Consigne:
Pour chaque affirmation, dites oui ou non selon qu’elle concorde ou non avec le jugement, et citez mot pour mot les mots du jugement qui le montrent. (a) La demanderesse s’est qualifiée pour le poste avec 18 autres candidats. (b) Huit candidats ont été retenus lors de la décision de placement. (c) Les postes à pourvoir se trouvaient dans des villes différentes.

Article:
_ _ _
Référence : 2006 CF 848

OTTAWA (Ontario), le 5 juillet 2006

EN PRÉSENCE DE MONSIEUR LE JUGE PAUL U.C. ROULEAU

 

ENTRE :

DEBBIE SUTTON

demanderesse

et

 

LE PROCUREUR GÉNÉRAL DU CANADA

défendeur

 

MOTIFS DU JUGEMENT ET JUGEMENT

 

[1]               La demanderesse sollicite, en application de l’article 18.1 de la Loi sur les Cours fédérales, L.R.C 1985, ch. F‑7, l’autorisation de déposer une demande de contrôle judiciaire contestant une décision datée du 5 octobre 2004 par laquelle une conseillère aux services opérationnels et de gestion (la conseillère), au Bureau de la gestion des différends (BGD) de l’Agence des douanes et du revenu du Canada (ADRC), a jugé que sa demande de révision par un tiers indépendant (RTI) concernait la révision d’une seule des décisions résultant du concours. La conseillère a estimé que, à défaut d’une demande plus précise de révision de chacune des opérations de dotation en personnel, la révision devait se limiter à la seule opération indiquée par la demanderesse.

 

[2]               La demanderesse, Debbie Sutton, est une employée de l’ADRC. Le 30 janvier 2002, des postes vacants de coordinateur, Équipe d’essais (AS‑03), ont été affichés. La demanderesse a posé sa candidature et s’est qualifiée pour le poste, en même temps que 18 autres candidats figurant sur la liste d’admissibilité.

 

[3]               Le 12 mai 2004, une décision de placement a été prise. Six candidats ont été retenus par quatre gestionnaires recruteurs. Les six sélections visaient le même poste AS‑03. Tous les candidats ont été choisis d’après les mêmes critères, et chaque poste était situé au Centre de technologie d’Ottawa. La demanderesse n’a pas été retenue.

 

[4]               L’avis d’affectation ne contient qu’un numéro de concours et confirme qu’une seule décision de placement devait être prise pour les postes AS‑03. L’avis d’affectation confirme aussi que les critères étaient les mêmes pour tous.
_ _ _
Quelques lignes:
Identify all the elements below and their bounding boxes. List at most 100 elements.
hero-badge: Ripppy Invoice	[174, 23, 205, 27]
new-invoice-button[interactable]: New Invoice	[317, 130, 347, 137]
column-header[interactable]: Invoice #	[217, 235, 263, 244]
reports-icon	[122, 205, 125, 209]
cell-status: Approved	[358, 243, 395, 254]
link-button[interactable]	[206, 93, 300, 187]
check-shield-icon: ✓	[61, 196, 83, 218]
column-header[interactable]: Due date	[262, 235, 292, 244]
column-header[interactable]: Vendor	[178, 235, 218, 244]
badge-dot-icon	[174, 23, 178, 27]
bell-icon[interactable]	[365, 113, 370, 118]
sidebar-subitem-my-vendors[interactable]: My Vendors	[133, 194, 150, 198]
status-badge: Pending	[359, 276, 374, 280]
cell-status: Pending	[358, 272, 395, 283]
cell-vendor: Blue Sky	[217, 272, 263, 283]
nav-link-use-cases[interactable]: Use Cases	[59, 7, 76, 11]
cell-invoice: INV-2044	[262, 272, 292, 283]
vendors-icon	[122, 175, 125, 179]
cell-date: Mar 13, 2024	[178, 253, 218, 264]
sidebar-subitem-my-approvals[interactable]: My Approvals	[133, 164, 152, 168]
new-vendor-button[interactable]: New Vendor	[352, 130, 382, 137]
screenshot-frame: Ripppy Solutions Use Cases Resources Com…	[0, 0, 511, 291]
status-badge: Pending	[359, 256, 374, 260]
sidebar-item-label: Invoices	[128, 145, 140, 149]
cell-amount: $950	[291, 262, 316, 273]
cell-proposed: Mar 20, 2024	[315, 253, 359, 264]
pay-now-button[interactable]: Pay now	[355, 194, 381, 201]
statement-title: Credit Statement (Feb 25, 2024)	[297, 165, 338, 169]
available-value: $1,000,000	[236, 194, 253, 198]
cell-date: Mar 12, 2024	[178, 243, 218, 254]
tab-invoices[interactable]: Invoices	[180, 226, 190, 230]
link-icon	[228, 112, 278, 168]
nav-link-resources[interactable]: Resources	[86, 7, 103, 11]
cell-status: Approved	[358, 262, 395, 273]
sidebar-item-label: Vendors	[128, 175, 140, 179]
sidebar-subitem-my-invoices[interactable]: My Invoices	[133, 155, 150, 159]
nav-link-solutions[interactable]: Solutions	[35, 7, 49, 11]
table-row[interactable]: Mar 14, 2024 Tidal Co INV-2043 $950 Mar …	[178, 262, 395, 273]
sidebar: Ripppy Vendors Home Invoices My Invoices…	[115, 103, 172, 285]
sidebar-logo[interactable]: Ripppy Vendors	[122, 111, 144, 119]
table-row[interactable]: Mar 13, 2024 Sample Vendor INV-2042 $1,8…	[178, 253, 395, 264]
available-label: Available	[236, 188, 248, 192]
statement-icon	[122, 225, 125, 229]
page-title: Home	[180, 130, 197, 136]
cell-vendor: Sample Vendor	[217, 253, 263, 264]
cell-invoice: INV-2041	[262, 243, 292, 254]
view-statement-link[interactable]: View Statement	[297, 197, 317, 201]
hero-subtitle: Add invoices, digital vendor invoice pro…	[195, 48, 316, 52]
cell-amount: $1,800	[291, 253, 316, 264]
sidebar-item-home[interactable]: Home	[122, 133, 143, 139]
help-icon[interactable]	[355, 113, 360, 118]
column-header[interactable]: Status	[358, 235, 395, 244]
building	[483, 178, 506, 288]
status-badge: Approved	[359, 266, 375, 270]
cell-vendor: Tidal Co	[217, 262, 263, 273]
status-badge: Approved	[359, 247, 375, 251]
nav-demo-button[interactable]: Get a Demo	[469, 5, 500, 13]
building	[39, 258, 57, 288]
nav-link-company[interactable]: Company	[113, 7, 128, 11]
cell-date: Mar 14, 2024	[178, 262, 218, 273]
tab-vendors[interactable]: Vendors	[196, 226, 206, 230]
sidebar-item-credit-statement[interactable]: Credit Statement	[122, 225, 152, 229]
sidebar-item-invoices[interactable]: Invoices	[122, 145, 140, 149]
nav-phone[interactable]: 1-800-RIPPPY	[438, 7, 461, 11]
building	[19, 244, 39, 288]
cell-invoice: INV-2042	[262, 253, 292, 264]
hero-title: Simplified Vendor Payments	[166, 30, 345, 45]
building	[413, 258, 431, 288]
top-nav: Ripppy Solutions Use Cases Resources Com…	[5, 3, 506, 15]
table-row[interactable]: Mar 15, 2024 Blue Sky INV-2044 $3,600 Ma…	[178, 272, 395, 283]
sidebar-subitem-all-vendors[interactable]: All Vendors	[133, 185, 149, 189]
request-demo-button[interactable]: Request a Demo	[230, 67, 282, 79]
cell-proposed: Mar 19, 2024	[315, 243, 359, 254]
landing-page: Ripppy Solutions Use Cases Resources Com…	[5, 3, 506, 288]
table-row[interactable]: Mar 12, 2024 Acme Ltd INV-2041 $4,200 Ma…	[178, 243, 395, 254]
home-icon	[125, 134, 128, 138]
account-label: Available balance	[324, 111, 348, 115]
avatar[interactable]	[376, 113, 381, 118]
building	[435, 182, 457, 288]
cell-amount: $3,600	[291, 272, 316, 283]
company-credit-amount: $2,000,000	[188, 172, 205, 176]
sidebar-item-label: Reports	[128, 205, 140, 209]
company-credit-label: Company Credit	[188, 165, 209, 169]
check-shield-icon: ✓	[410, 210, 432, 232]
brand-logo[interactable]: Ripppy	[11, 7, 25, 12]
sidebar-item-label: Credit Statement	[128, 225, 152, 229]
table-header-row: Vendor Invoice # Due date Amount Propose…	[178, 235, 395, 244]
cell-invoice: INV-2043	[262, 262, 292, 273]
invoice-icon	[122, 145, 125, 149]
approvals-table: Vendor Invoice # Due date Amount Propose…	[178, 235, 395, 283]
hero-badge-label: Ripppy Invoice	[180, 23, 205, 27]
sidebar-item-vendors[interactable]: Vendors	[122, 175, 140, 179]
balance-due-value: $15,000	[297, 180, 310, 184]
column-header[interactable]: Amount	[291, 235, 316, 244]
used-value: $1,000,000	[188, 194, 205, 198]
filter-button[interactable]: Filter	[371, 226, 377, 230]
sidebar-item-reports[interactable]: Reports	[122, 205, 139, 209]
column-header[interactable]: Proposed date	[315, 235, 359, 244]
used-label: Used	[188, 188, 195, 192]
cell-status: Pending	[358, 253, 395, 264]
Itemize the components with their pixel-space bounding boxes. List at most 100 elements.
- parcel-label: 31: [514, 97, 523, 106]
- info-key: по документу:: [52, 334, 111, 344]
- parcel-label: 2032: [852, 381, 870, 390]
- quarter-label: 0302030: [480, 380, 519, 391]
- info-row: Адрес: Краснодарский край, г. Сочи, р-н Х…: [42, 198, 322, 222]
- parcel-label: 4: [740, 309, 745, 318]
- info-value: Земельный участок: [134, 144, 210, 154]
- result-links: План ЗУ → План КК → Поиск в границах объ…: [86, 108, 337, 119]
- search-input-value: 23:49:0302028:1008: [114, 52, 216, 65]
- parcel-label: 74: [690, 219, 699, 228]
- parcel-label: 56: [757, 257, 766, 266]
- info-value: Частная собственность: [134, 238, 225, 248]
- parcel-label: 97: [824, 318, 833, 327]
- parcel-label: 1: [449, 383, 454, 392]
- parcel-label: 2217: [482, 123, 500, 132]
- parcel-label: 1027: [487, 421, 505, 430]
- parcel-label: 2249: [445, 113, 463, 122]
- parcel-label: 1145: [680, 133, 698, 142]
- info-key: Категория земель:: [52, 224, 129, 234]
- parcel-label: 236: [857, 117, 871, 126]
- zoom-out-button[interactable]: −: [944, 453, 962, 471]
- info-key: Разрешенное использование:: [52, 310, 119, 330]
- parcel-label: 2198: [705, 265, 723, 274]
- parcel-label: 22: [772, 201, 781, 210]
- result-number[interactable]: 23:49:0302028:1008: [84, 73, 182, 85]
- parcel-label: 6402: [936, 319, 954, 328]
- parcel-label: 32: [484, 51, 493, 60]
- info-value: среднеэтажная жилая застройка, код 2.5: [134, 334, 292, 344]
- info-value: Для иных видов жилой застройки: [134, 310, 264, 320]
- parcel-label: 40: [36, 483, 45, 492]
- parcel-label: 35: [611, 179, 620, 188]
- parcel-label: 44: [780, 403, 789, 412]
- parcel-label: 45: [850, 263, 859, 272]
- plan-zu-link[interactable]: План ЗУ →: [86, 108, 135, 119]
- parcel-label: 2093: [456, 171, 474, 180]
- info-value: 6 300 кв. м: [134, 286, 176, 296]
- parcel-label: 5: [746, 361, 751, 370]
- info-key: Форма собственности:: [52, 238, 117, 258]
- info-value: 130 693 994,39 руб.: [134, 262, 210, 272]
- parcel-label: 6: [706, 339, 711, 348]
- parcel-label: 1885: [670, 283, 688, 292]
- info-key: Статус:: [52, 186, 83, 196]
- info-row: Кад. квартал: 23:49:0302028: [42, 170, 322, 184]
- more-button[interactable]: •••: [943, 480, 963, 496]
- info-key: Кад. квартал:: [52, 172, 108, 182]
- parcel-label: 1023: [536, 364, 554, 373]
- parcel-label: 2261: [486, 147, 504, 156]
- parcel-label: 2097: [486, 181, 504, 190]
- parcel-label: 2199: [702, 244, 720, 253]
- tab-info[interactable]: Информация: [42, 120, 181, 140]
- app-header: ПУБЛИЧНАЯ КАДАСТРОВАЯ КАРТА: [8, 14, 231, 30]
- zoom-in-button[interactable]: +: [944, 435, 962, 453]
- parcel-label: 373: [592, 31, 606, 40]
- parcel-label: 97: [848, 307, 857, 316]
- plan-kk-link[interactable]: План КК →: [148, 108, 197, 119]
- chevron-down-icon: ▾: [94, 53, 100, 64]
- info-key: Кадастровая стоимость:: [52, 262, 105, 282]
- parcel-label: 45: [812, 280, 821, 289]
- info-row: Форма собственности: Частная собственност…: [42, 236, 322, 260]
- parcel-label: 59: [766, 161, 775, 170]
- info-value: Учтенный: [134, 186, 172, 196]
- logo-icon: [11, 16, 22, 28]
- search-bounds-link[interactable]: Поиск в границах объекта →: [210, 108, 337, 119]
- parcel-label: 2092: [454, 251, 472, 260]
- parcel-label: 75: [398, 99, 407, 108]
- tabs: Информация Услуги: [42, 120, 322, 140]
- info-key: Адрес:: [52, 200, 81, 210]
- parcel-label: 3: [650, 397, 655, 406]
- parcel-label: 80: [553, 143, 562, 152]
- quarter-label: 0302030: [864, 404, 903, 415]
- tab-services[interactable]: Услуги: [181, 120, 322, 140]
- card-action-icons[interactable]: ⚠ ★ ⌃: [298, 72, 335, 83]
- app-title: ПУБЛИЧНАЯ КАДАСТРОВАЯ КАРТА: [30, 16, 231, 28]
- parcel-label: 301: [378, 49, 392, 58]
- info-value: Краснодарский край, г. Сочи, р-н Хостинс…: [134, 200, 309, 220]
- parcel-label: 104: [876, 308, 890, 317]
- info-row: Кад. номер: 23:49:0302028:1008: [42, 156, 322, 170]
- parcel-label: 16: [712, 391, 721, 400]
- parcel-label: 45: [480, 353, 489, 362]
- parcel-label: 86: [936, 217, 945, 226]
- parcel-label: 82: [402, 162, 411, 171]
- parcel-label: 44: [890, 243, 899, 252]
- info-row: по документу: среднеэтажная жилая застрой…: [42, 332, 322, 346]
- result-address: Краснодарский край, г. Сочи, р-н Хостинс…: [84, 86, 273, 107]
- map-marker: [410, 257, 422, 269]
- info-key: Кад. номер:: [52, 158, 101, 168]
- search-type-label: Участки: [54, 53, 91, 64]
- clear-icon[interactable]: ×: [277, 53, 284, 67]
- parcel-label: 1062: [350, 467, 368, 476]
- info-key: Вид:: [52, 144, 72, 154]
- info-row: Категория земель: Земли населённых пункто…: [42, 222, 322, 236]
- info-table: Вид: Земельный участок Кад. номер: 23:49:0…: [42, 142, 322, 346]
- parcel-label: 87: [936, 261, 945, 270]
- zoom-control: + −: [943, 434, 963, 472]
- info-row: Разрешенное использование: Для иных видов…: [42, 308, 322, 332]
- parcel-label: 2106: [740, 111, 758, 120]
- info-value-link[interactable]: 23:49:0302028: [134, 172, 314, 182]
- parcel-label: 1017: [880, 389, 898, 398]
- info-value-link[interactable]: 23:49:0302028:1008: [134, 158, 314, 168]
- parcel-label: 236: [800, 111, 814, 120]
_ _ _
Réponse rédigée:
(a) Oui : « La demanderesse a posé sa candidature et s’est qualifiée pour le poste, en même temps que 18 autres candidats figurant sur la liste d’admissibilité. »
(b) Non : « Six candidats ont été retenus par quatre gestionnaires recruteurs. »
(c) Non : « chaque poste était situé au Centre de technologie d’Ottawa. »